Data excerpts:
###

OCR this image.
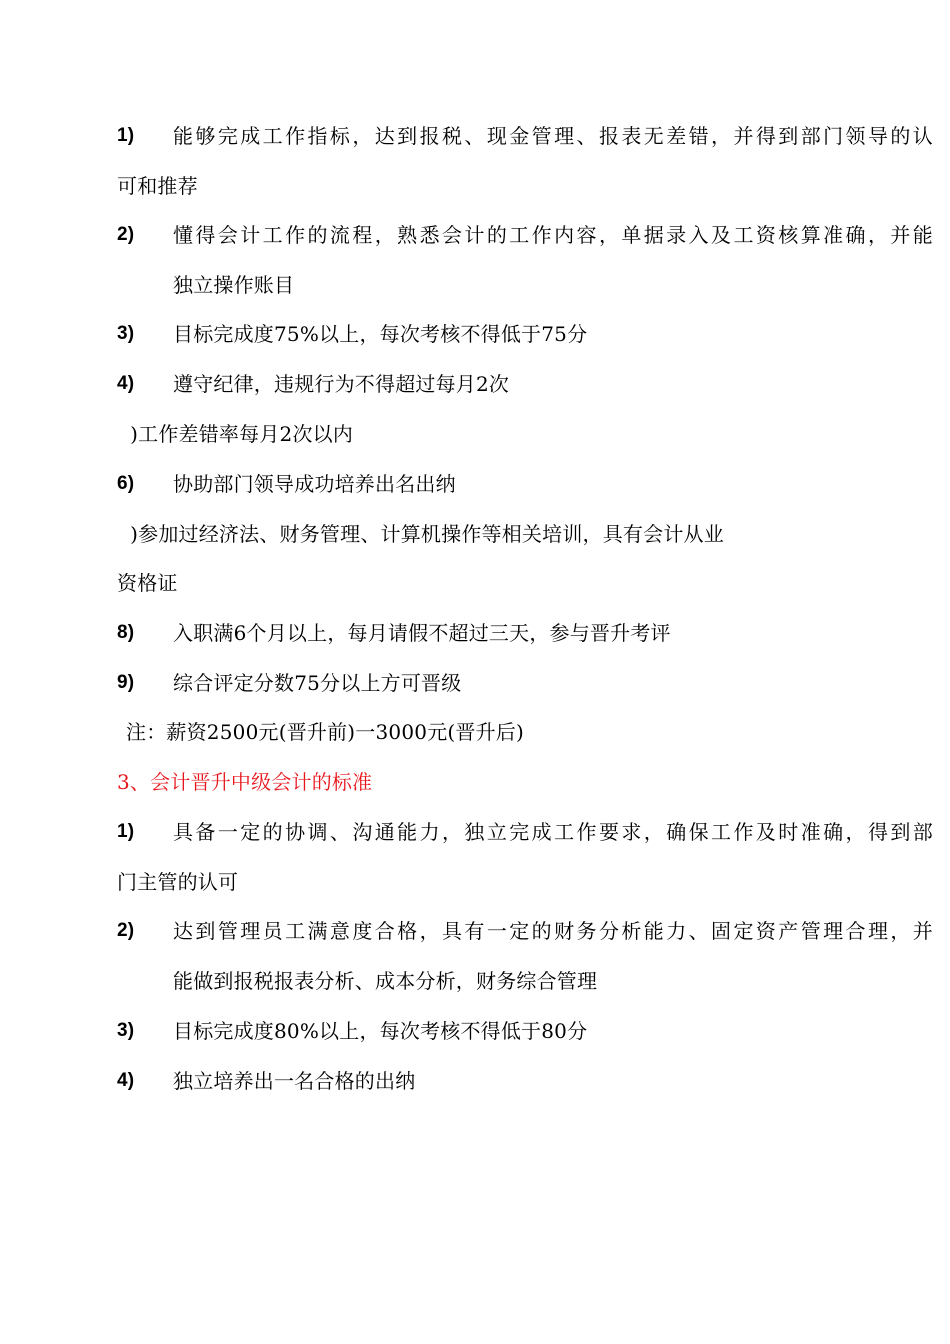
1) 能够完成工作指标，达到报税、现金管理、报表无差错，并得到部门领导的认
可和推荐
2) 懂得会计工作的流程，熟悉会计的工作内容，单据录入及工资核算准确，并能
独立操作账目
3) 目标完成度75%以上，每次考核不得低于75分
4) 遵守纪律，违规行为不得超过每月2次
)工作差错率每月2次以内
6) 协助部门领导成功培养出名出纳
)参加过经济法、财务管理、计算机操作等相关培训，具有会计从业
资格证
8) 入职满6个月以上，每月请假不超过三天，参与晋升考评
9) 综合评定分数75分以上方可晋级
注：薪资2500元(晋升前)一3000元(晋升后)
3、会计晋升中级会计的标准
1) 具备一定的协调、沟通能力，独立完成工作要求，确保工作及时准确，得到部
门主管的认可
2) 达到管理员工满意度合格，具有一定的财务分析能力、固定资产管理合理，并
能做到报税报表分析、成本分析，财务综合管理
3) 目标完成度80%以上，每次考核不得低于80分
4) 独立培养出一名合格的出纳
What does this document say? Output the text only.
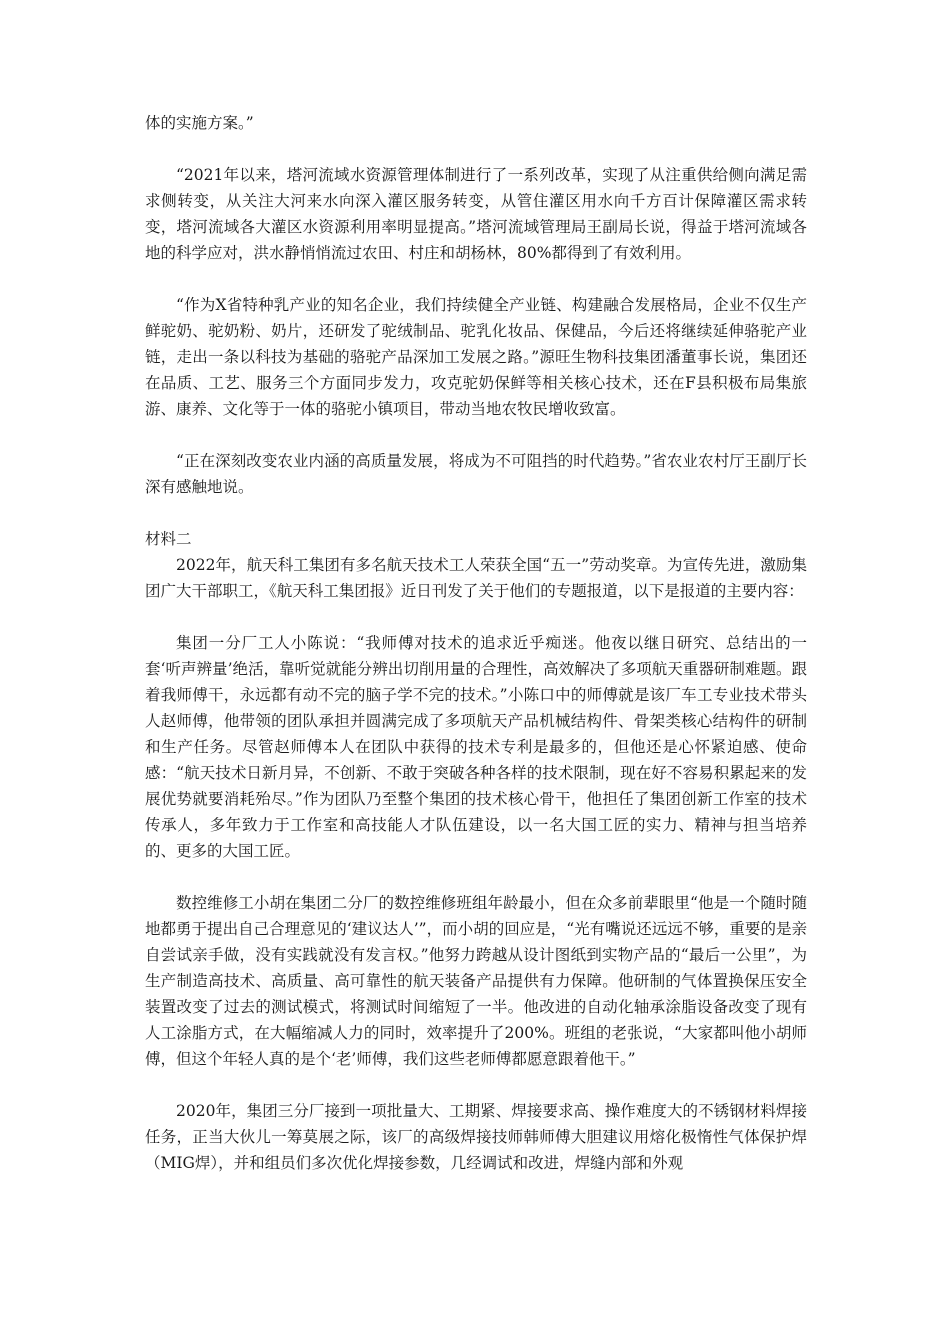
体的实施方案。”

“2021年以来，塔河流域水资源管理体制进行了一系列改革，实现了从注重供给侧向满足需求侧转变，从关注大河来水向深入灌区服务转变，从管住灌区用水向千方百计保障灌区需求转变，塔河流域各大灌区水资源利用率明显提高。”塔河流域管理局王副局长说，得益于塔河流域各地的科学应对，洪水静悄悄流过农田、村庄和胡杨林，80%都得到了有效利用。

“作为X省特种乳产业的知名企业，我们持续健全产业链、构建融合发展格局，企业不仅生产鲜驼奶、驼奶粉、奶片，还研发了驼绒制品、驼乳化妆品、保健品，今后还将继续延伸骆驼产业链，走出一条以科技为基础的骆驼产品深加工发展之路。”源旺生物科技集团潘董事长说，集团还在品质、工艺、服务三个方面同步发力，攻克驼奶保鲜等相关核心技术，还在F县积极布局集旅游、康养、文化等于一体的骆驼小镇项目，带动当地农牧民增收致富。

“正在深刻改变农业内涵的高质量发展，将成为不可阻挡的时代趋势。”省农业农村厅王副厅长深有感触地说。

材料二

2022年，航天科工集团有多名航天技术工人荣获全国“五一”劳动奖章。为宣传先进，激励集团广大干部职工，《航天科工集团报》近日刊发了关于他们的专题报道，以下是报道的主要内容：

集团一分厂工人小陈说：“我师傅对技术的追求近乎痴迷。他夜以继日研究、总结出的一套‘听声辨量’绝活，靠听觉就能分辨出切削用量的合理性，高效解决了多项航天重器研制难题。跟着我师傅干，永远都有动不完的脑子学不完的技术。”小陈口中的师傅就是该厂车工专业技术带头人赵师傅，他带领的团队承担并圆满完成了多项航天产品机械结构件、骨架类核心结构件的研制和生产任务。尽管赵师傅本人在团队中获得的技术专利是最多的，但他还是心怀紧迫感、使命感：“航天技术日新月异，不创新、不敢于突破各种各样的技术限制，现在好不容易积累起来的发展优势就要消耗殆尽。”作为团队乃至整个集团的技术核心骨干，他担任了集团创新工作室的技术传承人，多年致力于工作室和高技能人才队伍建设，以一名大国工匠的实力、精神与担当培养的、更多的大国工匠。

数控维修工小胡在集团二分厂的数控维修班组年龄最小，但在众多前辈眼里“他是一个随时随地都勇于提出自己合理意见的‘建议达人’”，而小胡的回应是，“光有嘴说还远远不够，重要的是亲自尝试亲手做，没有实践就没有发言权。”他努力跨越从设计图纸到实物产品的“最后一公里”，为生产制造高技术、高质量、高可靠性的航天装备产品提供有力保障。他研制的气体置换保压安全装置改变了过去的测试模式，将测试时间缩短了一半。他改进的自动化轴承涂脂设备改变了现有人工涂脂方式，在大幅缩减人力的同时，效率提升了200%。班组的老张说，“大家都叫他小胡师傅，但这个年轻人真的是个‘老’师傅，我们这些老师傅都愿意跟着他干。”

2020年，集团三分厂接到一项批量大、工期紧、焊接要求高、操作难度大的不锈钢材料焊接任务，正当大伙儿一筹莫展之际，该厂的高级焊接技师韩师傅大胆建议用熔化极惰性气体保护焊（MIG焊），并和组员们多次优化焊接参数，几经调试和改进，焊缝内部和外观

###

Exercise brief: Reproduce the full listing above verbatim, with no pictures included.

Written response:
OCR this image.
1) 能够完成工作指标，达到报税、现金管理、报表无差错，并得到部门领导的认
可和推荐
2) 懂得会计工作的流程，熟悉会计的工作内容，单据录入及工资核算准确，并能
独立操作账目
3) 目标完成度75%以上，每次考核不得低于75分
4) 遵守纪律，违规行为不得超过每月2次
)工作差错率每月2次以内
6) 协助部门领导成功培养出名出纳
)参加过经济法、财务管理、计算机操作等相关培训，具有会计从业
资格证
8) 入职满6个月以上，每月请假不超过三天，参与晋升考评
9) 综合评定分数75分以上方可晋级
注：薪资2500元(晋升前)一3000元(晋升后)
3、会计晋升中级会计的标准
1) 具备一定的协调、沟通能力，独立完成工作要求，确保工作及时准确，得到部
门主管的认可
2) 达到管理员工满意度合格，具有一定的财务分析能力、固定资产管理合理，并
能做到报税报表分析、成本分析，财务综合管理
3) 目标完成度80%以上，每次考核不得低于80分
4) 独立培养出一名合格的出纳
What does this document say? Output the text only.
体的实施方案。”

“2021年以来，塔河流域水资源管理体制进行了一系列改革，实现了从注重供给侧向满足需求侧转变，从关注大河来水向深入灌区服务转变，从管住灌区用水向千方百计保障灌区需求转变，塔河流域各大灌区水资源利用率明显提高。”塔河流域管理局王副局长说，得益于塔河流域各地的科学应对，洪水静悄悄流过农田、村庄和胡杨林，80%都得到了有效利用。

“作为X省特种乳产业的知名企业，我们持续健全产业链、构建融合发展格局，企业不仅生产鲜驼奶、驼奶粉、奶片，还研发了驼绒制品、驼乳化妆品、保健品，今后还将继续延伸骆驼产业链，走出一条以科技为基础的骆驼产品深加工发展之路。”源旺生物科技集团潘董事长说，集团还在品质、工艺、服务三个方面同步发力，攻克驼奶保鲜等相关核心技术，还在F县积极布局集旅游、康养、文化等于一体的骆驼小镇项目，带动当地农牧民增收致富。

“正在深刻改变农业内涵的高质量发展，将成为不可阻挡的时代趋势。”省农业农村厅王副厅长深有感触地说。

材料二

2022年，航天科工集团有多名航天技术工人荣获全国“五一”劳动奖章。为宣传先进，激励集团广大干部职工，《航天科工集团报》近日刊发了关于他们的专题报道，以下是报道的主要内容：

集团一分厂工人小陈说：“我师傅对技术的追求近乎痴迷。他夜以继日研究、总结出的一套‘听声辨量’绝活，靠听觉就能分辨出切削用量的合理性，高效解决了多项航天重器研制难题。跟着我师傅干，永远都有动不完的脑子学不完的技术。”小陈口中的师傅就是该厂车工专业技术带头人赵师傅，他带领的团队承担并圆满完成了多项航天产品机械结构件、骨架类核心结构件的研制和生产任务。尽管赵师傅本人在团队中获得的技术专利是最多的，但他还是心怀紧迫感、使命感：“航天技术日新月异，不创新、不敢于突破各种各样的技术限制，现在好不容易积累起来的发展优势就要消耗殆尽。”作为团队乃至整个集团的技术核心骨干，他担任了集团创新工作室的技术传承人，多年致力于工作室和高技能人才队伍建设，以一名大国工匠的实力、精神与担当培养的、更多的大国工匠。

数控维修工小胡在集团二分厂的数控维修班组年龄最小，但在众多前辈眼里“他是一个随时随地都勇于提出自己合理意见的‘建议达人’”，而小胡的回应是，“光有嘴说还远远不够，重要的是亲自尝试亲手做，没有实践就没有发言权。”他努力跨越从设计图纸到实物产品的“最后一公里”，为生产制造高技术、高质量、高可靠性的航天装备产品提供有力保障。他研制的气体置换保压安全装置改变了过去的测试模式，将测试时间缩短了一半。他改进的自动化轴承涂脂设备改变了现有人工涂脂方式，在大幅缩减人力的同时，效率提升了200%。班组的老张说，“大家都叫他小胡师傅，但这个年轻人真的是个‘老’师傅，我们这些老师傅都愿意跟着他干。”

2020年，集团三分厂接到一项批量大、工期紧、焊接要求高、操作难度大的不锈钢材料焊接任务，正当大伙儿一筹莫展之际，该厂的高级焊接技师韩师傅大胆建议用熔化极惰性气体保护焊（MIG焊），并和组员们多次优化焊接参数，几经调试和改进，焊缝内部和外观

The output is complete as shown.